Stored records:
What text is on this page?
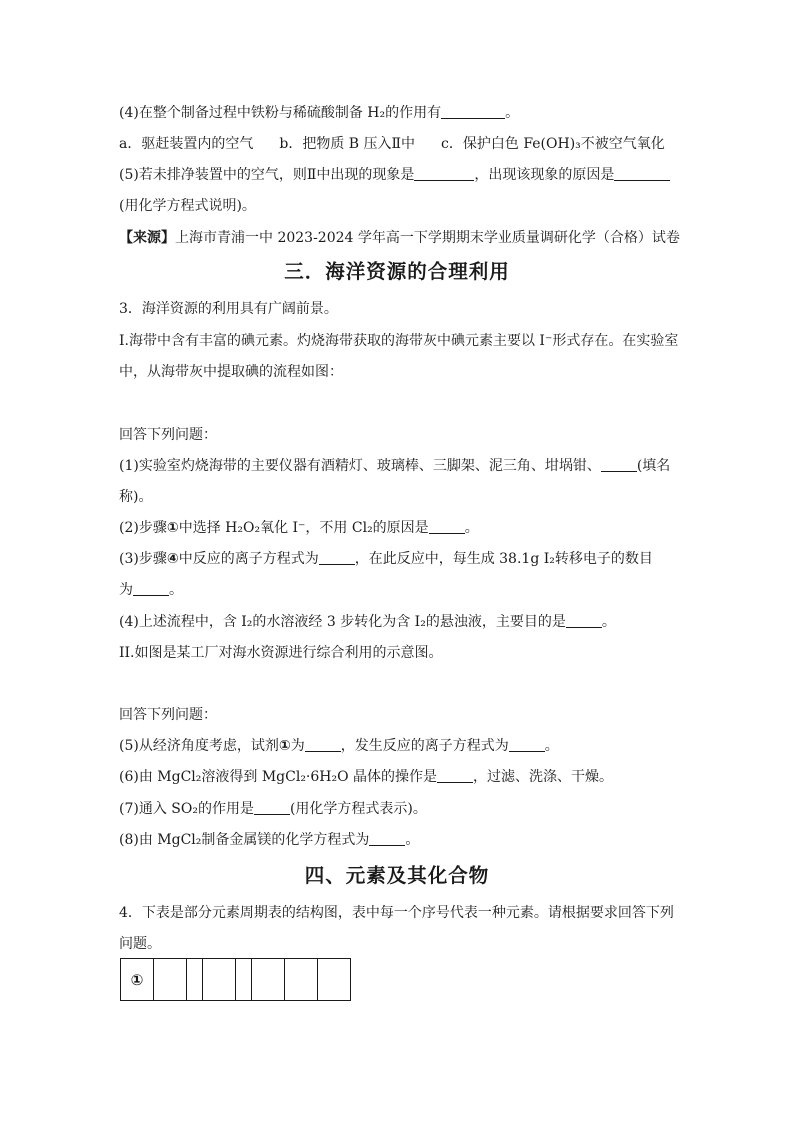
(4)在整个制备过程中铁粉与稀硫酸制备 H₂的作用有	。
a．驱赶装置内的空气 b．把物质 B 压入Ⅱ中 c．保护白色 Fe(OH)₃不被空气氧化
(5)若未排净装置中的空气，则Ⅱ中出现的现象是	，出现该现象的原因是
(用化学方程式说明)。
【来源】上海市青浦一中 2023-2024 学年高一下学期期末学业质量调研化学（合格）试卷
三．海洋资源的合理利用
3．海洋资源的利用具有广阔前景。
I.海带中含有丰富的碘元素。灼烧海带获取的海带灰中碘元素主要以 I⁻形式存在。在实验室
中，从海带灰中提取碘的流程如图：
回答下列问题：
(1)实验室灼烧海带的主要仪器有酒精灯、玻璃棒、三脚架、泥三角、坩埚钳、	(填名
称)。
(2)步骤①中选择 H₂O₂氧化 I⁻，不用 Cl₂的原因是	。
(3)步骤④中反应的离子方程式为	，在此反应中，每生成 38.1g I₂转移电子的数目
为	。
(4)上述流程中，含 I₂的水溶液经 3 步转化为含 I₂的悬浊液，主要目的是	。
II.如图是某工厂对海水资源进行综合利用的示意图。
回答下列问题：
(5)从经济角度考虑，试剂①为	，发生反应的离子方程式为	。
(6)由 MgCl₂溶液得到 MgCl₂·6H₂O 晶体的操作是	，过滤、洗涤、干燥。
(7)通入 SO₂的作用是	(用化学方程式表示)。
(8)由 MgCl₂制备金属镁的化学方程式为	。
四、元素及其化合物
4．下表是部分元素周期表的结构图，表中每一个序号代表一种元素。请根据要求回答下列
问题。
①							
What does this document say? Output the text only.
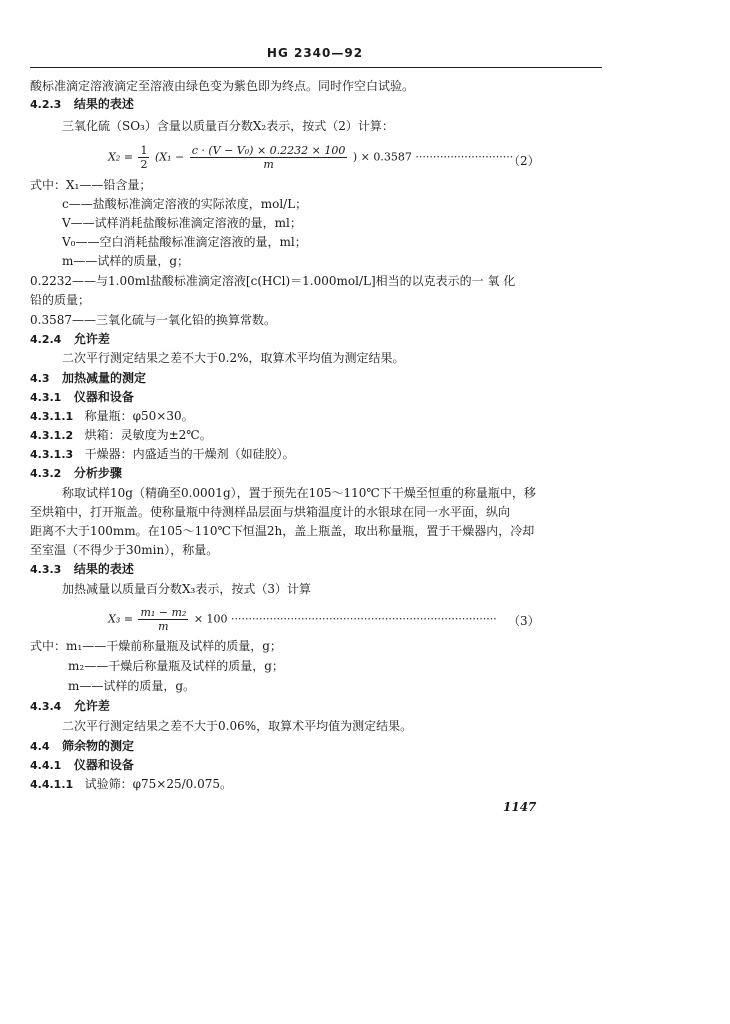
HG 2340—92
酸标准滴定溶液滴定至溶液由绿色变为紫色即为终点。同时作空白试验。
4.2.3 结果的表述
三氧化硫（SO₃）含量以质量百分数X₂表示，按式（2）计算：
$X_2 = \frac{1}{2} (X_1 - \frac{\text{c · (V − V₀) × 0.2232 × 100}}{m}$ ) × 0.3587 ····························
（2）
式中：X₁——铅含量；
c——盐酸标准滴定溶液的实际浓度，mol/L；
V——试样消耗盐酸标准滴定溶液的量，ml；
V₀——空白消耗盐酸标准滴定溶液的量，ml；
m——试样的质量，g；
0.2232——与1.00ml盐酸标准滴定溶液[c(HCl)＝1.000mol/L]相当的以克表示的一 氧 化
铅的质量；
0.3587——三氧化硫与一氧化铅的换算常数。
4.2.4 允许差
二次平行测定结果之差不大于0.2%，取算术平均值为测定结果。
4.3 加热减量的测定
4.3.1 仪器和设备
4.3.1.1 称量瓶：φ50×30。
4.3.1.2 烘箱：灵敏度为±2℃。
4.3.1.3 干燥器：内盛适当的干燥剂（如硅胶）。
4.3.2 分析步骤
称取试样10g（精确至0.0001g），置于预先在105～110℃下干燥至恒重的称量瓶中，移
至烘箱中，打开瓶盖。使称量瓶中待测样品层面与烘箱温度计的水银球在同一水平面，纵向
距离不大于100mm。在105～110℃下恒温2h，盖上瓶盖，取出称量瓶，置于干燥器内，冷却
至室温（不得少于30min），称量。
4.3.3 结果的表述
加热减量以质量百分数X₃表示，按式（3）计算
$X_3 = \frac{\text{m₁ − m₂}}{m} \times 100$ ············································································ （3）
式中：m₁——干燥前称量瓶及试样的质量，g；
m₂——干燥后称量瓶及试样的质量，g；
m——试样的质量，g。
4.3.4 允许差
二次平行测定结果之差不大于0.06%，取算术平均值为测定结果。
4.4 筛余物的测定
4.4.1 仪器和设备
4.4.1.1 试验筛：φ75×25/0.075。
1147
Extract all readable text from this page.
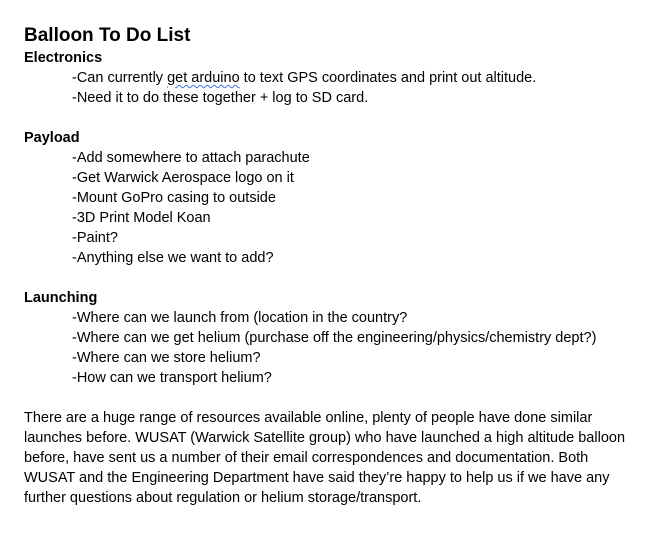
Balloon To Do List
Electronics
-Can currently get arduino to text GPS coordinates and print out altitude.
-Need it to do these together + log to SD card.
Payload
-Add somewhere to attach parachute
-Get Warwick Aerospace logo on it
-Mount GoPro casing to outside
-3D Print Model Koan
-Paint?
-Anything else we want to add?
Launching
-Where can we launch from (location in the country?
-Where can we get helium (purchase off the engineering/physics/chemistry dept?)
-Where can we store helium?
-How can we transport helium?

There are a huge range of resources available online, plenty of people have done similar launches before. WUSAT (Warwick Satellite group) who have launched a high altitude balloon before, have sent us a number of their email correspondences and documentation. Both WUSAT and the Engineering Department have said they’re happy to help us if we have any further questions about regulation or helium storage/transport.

:: What is needed ::
Write down exactly the lines running from the line with "What does this" through the end of the material, both ends included, and none of the pictures.

:: Solved problem ::
What does this document say? Output the text only.
HG 2340—92
酸标准滴定溶液滴定至溶液由绿色变为紫色即为终点。同时作空白试验。
4.2.3 结果的表述
三氧化硫（SO₃）含量以质量百分数X₂表示，按式（2）计算：
$X_2 = \frac{1}{2} (X_1 - \frac{\text{c · (V − V₀) × 0.2232 × 100}}{m}$ ) × 0.3587 ····························
（2）
式中：X₁——铅含量；
c——盐酸标准滴定溶液的实际浓度，mol/L；
V——试样消耗盐酸标准滴定溶液的量，ml；
V₀——空白消耗盐酸标准滴定溶液的量，ml；
m——试样的质量，g；
0.2232——与1.00ml盐酸标准滴定溶液[c(HCl)＝1.000mol/L]相当的以克表示的一 氧 化
铅的质量；
0.3587——三氧化硫与一氧化铅的换算常数。
4.2.4 允许差
二次平行测定结果之差不大于0.2%，取算术平均值为测定结果。
4.3 加热减量的测定
4.3.1 仪器和设备
4.3.1.1 称量瓶：φ50×30。
4.3.1.2 烘箱：灵敏度为±2℃。
4.3.1.3 干燥器：内盛适当的干燥剂（如硅胶）。
4.3.2 分析步骤
称取试样10g（精确至0.0001g），置于预先在105～110℃下干燥至恒重的称量瓶中，移
至烘箱中，打开瓶盖。使称量瓶中待测样品层面与烘箱温度计的水银球在同一水平面，纵向
距离不大于100mm。在105～110℃下恒温2h，盖上瓶盖，取出称量瓶，置于干燥器内，冷却
至室温（不得少于30min），称量。
4.3.3 结果的表述
加热减量以质量百分数X₃表示，按式（3）计算
$X_3 = \frac{\text{m₁ − m₂}}{m} \times 100$ ············································································ （3）
式中：m₁——干燥前称量瓶及试样的质量，g；
m₂——干燥后称量瓶及试样的质量，g；
m——试样的质量，g。
4.3.4 允许差
二次平行测定结果之差不大于0.06%，取算术平均值为测定结果。
4.4 筛余物的测定
4.4.1 仪器和设备
4.4.1.1 试验筛：φ75×25/0.075。
1147
Extract all readable text from this page.
Balloon To Do List
Electronics
-Can currently get arduino to text GPS coordinates and print out altitude.
-Need it to do these together + log to SD card.
Payload
-Add somewhere to attach parachute
-Get Warwick Aerospace logo on it
-Mount GoPro casing to outside
-3D Print Model Koan
-Paint?
-Anything else we want to add?
Launching
-Where can we launch from (location in the country?
-Where can we get helium (purchase off the engineering/physics/chemistry dept?)
-Where can we store helium?
-How can we transport helium?

There are a huge range of resources available online, plenty of people have done similar launches before. WUSAT (Warwick Satellite group) who have launched a high altitude balloon before, have sent us a number of their email correspondences and documentation. Both WUSAT and the Engineering Department have said they’re happy to help us if we have any further questions about regulation or helium storage/transport.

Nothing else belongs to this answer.